* BEGIN *

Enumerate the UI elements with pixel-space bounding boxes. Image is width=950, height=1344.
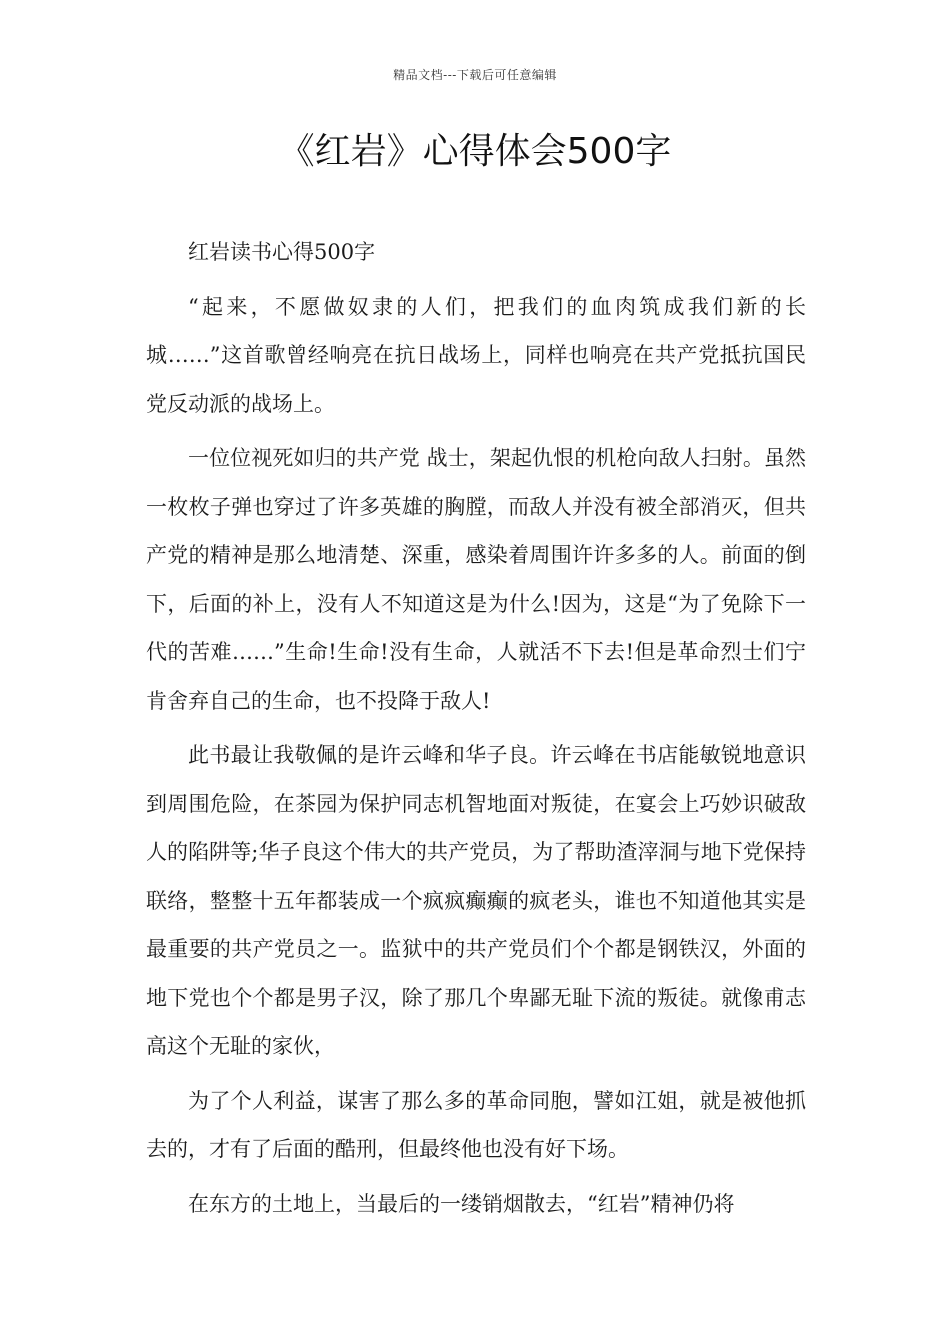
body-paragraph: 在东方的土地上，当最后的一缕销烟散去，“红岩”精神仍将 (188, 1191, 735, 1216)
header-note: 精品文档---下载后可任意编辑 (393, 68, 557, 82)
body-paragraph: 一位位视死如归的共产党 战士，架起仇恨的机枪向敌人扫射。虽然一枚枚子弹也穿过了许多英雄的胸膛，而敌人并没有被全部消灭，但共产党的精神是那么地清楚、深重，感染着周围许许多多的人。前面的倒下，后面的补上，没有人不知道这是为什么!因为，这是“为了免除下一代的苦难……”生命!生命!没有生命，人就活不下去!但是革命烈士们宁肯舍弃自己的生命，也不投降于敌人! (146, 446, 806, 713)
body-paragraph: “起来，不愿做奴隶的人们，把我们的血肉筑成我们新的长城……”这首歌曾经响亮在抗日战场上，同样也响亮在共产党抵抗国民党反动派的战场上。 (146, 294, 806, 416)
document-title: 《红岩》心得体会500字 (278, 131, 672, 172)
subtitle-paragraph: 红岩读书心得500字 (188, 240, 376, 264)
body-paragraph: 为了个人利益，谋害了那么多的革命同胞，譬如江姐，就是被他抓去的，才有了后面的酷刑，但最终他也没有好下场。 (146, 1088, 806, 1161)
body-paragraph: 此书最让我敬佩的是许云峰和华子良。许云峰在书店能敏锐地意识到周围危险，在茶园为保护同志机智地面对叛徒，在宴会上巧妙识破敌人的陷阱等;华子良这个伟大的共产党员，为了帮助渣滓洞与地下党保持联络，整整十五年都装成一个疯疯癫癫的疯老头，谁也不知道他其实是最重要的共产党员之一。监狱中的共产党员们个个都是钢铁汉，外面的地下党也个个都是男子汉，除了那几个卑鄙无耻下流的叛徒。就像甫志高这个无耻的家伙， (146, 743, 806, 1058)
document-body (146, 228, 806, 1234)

* END *

* [REQUIRED TASK]
Rewrite the material above with every "body-paragraph" changed to "text-block" and everything else left as it is. Leave out the picture.

* [EXERCISE RESPONSE]
Enumerate the UI elements with pixel-space bounding boxes. Image is width=950, height=1344.
text-block: 在东方的土地上，当最后的一缕销烟散去，“红岩”精神仍将 (188, 1191, 735, 1216)
header-note: 精品文档---下载后可任意编辑 (393, 68, 557, 82)
text-block: 一位位视死如归的共产党 战士，架起仇恨的机枪向敌人扫射。虽然一枚枚子弹也穿过了许多英雄的胸膛，而敌人并没有被全部消灭，但共产党的精神是那么地清楚、深重，感染着周围许许多多的人。前面的倒下，后面的补上，没有人不知道这是为什么!因为，这是“为了免除下一代的苦难……”生命!生命!没有生命，人就活不下去!但是革命烈士们宁肯舍弃自己的生命，也不投降于敌人! (146, 446, 806, 713)
text-block: “起来，不愿做奴隶的人们，把我们的血肉筑成我们新的长城……”这首歌曾经响亮在抗日战场上，同样也响亮在共产党抵抗国民党反动派的战场上。 (146, 294, 806, 416)
document-title: 《红岩》心得体会500字 (278, 131, 672, 172)
subtitle-paragraph: 红岩读书心得500字 (188, 240, 376, 264)
text-block: 为了个人利益，谋害了那么多的革命同胞，譬如江姐，就是被他抓去的，才有了后面的酷刑，但最终他也没有好下场。 (146, 1088, 806, 1161)
text-block: 此书最让我敬佩的是许云峰和华子良。许云峰在书店能敏锐地意识到周围危险，在茶园为保护同志机智地面对叛徒，在宴会上巧妙识破敌人的陷阱等;华子良这个伟大的共产党员，为了帮助渣滓洞与地下党保持联络，整整十五年都装成一个疯疯癫癫的疯老头，谁也不知道他其实是最重要的共产党员之一。监狱中的共产党员们个个都是钢铁汉，外面的地下党也个个都是男子汉，除了那几个卑鄙无耻下流的叛徒。就像甫志高这个无耻的家伙， (146, 743, 806, 1058)
document-body (146, 228, 806, 1234)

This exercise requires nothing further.